(Set task): Count how many lines of the data below contain the string "Santos"; the reply should be that number alone.

Extracted data entries
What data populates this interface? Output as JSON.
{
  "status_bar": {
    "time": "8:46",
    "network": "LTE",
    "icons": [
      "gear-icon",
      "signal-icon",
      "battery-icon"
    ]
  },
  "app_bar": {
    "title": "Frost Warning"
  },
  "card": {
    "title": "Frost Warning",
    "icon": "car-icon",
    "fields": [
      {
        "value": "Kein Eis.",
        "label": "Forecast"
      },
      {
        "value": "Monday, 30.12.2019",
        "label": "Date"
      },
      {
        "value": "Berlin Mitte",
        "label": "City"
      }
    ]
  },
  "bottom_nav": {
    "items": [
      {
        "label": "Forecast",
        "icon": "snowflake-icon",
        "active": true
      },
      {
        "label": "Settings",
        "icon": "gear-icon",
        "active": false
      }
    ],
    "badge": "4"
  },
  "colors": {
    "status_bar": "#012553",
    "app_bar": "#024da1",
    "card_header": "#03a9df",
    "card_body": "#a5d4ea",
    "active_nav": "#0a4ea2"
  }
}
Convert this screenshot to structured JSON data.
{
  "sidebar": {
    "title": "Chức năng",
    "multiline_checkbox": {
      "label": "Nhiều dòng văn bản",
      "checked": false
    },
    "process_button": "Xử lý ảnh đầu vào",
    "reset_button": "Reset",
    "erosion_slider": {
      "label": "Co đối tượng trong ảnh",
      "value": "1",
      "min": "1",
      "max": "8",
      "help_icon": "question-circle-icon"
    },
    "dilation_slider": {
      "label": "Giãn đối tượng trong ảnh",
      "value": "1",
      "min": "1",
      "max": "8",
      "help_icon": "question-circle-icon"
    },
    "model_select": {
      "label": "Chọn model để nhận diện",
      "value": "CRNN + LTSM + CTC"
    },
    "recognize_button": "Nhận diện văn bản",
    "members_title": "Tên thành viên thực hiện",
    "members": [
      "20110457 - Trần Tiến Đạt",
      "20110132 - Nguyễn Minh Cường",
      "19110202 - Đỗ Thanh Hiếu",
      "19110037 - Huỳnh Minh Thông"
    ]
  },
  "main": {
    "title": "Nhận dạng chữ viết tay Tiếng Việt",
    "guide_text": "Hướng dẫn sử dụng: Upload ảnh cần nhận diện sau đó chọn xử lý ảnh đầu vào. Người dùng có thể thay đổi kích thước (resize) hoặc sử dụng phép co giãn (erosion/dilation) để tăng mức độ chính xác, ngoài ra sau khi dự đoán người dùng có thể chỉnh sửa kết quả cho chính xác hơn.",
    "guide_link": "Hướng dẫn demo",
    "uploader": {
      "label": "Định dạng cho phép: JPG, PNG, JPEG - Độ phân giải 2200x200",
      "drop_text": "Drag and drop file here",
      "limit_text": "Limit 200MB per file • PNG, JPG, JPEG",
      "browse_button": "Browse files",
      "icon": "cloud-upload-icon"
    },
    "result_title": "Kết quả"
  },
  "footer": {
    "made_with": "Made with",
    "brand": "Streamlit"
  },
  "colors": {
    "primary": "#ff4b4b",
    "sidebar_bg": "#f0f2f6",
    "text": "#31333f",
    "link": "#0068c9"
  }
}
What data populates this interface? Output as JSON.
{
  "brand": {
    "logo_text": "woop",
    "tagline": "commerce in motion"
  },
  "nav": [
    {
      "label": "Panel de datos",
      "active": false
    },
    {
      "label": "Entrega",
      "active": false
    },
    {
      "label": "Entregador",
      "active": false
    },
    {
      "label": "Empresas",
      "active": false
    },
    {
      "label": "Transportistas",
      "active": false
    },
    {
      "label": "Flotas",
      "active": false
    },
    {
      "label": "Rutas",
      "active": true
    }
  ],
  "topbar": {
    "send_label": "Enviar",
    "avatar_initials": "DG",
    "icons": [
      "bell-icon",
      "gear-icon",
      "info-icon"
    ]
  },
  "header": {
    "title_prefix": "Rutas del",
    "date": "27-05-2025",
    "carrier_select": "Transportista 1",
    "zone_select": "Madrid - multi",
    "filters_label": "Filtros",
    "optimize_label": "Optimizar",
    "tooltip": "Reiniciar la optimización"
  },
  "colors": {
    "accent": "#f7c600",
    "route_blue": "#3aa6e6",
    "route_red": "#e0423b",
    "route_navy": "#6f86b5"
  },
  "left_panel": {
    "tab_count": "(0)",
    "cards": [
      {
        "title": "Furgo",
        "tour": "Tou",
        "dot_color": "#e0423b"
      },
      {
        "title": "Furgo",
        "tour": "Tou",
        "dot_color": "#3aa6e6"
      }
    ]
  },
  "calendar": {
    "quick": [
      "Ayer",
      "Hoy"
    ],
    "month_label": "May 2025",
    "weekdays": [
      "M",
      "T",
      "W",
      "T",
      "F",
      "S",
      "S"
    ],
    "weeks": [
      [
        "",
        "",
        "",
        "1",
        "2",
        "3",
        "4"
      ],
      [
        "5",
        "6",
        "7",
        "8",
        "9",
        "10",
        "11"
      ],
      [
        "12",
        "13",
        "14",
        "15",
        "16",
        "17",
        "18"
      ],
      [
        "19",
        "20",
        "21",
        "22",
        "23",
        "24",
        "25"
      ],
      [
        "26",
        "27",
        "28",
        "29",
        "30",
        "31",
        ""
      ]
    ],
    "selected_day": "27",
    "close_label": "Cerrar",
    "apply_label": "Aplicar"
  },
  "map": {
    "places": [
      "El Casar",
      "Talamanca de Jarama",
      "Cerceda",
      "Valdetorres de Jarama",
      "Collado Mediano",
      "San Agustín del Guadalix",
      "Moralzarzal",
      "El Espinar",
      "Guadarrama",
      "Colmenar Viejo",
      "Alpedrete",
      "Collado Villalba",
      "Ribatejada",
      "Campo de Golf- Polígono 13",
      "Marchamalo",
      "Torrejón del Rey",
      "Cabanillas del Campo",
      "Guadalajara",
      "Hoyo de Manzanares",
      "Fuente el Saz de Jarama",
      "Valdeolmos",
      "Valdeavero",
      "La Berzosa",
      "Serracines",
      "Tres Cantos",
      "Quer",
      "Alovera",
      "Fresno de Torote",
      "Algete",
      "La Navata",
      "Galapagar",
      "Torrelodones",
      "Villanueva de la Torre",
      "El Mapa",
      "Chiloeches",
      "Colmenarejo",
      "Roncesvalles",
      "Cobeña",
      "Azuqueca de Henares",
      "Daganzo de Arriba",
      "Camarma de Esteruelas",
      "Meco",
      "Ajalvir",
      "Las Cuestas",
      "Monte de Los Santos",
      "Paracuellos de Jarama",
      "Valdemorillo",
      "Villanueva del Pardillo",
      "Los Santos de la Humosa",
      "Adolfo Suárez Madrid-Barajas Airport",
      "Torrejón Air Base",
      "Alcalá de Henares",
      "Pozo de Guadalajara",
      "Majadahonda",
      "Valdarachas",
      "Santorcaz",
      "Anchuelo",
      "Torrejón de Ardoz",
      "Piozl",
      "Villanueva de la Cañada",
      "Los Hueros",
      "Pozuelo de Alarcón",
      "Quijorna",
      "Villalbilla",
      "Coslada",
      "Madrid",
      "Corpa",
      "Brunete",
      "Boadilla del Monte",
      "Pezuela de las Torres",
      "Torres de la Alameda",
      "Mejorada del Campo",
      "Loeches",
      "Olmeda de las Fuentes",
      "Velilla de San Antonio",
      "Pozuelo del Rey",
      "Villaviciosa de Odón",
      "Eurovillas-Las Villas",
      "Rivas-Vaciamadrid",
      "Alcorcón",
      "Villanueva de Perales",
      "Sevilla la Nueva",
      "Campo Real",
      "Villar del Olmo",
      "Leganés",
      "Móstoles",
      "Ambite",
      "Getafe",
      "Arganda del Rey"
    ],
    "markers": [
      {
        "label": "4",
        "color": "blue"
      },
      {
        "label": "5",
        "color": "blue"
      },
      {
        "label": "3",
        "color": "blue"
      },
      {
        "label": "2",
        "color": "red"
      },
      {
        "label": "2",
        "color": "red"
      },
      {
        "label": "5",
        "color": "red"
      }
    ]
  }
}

(Result for this task): 2